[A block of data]
** start **

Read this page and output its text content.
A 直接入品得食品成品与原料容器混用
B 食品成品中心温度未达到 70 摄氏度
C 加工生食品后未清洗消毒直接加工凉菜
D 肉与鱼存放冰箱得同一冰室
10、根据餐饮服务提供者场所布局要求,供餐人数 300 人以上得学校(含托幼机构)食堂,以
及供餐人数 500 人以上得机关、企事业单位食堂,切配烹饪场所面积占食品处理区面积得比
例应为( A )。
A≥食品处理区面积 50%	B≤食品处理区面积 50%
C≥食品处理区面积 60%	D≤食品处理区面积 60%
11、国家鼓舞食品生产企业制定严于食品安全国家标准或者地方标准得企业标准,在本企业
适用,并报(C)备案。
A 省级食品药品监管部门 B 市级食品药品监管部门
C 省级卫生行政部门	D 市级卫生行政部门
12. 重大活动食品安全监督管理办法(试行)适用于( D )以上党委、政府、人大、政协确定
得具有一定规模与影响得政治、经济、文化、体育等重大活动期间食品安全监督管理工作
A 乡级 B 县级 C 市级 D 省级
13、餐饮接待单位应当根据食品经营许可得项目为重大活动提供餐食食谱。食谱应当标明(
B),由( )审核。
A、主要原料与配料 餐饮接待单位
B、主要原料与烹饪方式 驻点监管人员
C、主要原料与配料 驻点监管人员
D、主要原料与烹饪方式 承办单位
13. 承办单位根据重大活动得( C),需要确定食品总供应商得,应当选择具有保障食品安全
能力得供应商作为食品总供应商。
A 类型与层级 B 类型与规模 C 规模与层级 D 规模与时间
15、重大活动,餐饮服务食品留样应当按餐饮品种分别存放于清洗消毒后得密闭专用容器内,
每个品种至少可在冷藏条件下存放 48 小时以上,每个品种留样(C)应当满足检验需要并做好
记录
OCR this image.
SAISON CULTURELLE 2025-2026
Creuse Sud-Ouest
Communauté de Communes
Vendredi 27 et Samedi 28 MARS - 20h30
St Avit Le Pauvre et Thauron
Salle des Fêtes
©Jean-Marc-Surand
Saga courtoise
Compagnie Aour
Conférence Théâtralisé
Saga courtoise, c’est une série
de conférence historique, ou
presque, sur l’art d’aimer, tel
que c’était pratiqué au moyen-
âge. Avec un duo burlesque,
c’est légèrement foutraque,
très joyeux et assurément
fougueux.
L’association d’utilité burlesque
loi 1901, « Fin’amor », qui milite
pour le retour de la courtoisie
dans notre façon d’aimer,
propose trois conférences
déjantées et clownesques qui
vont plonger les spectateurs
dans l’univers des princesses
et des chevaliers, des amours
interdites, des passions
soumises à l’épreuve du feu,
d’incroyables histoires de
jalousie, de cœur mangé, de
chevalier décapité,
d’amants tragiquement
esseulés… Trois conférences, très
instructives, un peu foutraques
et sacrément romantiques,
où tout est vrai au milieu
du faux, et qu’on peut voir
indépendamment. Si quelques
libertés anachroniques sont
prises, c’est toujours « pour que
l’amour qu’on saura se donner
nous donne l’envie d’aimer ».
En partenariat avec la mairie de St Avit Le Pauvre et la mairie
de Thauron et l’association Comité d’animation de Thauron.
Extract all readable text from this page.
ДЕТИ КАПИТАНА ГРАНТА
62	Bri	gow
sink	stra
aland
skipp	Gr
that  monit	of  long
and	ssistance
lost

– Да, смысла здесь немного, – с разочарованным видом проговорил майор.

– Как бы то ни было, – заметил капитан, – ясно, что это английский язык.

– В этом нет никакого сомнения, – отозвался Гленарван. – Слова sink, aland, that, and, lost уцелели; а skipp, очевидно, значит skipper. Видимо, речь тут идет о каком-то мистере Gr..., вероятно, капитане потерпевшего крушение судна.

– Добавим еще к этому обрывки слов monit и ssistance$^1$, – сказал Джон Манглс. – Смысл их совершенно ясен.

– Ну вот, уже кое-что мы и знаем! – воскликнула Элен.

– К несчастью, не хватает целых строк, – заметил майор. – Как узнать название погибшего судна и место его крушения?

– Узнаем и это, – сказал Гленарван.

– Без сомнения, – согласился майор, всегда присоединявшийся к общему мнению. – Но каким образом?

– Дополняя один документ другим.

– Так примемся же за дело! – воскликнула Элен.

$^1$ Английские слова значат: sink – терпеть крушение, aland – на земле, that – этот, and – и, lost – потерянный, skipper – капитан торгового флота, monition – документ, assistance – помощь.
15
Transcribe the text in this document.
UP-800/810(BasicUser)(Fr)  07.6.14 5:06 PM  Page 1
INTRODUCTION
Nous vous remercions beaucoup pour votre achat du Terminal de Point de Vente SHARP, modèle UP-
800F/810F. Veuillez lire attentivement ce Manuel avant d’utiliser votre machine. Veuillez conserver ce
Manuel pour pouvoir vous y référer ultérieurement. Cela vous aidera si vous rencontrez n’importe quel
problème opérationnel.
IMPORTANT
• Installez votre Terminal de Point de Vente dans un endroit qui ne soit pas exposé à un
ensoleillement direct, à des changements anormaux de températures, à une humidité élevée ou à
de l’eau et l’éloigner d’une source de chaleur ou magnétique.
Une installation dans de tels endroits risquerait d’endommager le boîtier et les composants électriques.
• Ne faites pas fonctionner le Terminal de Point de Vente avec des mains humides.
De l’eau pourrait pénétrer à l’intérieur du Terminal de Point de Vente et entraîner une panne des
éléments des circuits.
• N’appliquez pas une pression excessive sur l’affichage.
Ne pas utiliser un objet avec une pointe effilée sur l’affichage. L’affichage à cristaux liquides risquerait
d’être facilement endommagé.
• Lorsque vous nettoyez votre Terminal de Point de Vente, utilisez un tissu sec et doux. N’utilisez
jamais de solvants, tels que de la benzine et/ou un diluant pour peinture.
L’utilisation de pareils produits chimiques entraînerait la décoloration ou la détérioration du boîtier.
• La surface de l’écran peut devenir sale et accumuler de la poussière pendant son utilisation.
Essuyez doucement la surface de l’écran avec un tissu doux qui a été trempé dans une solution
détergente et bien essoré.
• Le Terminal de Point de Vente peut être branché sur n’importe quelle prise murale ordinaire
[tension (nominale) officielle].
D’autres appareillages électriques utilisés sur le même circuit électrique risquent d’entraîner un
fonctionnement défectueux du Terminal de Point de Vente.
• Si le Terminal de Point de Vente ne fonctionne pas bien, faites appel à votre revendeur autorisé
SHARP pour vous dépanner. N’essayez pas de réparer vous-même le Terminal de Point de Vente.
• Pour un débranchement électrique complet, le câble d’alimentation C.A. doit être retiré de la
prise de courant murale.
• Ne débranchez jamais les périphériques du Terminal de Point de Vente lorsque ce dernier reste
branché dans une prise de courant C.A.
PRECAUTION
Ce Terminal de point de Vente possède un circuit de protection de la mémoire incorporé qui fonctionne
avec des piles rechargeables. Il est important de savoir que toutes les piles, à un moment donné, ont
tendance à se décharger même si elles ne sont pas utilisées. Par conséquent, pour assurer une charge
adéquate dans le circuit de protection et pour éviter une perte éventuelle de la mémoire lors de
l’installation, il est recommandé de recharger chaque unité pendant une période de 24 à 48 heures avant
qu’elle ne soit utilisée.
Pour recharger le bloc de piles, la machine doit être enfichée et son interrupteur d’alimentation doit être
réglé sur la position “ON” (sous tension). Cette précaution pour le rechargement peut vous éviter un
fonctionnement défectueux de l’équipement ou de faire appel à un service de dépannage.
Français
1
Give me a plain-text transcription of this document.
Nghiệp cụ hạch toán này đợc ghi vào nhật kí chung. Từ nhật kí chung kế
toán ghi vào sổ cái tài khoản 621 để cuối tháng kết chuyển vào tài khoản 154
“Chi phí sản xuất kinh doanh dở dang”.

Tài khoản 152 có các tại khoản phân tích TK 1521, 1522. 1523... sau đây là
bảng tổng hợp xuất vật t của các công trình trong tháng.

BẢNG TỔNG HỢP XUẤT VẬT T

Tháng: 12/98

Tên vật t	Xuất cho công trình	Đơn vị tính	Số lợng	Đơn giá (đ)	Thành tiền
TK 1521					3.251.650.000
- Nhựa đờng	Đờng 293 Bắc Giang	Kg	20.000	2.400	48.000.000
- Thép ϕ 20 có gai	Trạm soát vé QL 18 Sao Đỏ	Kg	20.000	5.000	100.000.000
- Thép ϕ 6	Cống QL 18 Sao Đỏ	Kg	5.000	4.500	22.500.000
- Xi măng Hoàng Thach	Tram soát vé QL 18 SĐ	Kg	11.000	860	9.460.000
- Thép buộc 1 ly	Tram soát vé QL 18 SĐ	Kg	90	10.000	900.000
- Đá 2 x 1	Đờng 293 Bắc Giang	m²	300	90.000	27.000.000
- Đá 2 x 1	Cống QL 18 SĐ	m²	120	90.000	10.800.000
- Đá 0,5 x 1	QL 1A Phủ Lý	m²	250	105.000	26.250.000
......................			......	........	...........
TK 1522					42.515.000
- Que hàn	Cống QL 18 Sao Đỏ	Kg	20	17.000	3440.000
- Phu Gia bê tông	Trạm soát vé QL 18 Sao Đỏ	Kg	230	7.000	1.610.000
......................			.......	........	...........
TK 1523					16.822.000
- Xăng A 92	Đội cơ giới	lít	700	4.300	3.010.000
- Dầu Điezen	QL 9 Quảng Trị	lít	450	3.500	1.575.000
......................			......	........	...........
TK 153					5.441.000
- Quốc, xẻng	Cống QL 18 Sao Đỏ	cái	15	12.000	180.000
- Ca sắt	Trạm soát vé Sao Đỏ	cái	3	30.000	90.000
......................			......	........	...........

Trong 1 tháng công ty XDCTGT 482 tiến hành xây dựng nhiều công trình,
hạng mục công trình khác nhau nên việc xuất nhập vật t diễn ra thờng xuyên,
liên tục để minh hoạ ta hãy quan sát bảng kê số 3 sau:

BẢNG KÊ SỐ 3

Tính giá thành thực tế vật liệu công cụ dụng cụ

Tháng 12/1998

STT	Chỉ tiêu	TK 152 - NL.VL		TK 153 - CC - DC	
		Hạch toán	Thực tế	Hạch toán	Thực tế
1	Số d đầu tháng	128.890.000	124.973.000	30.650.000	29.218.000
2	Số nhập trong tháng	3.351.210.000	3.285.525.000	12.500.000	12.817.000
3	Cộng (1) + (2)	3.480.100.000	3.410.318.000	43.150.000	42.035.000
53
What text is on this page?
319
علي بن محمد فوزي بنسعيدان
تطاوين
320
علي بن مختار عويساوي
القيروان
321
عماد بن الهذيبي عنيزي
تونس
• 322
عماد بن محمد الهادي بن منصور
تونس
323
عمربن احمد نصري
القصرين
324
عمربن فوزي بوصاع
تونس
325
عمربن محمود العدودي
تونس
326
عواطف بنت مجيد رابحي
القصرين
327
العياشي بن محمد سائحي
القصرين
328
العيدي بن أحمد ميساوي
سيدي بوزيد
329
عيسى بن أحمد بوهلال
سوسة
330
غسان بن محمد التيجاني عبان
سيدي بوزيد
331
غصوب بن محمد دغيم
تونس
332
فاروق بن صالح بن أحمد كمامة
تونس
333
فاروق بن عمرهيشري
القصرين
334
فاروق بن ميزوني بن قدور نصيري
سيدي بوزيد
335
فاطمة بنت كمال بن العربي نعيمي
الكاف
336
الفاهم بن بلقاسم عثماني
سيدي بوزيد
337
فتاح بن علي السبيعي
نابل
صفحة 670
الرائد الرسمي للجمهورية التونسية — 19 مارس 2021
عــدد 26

** end **

* Problem description
Return a copy of every line that includes the word "machine".

* Solution for this exercise
800F/810F. Veuillez lire attentivement ce Manuel avant d’utiliser votre machine. Veuillez conserver ce
Pour recharger le bloc de piles, la machine doit être enfichée et son interrupteur d’alimentation doit être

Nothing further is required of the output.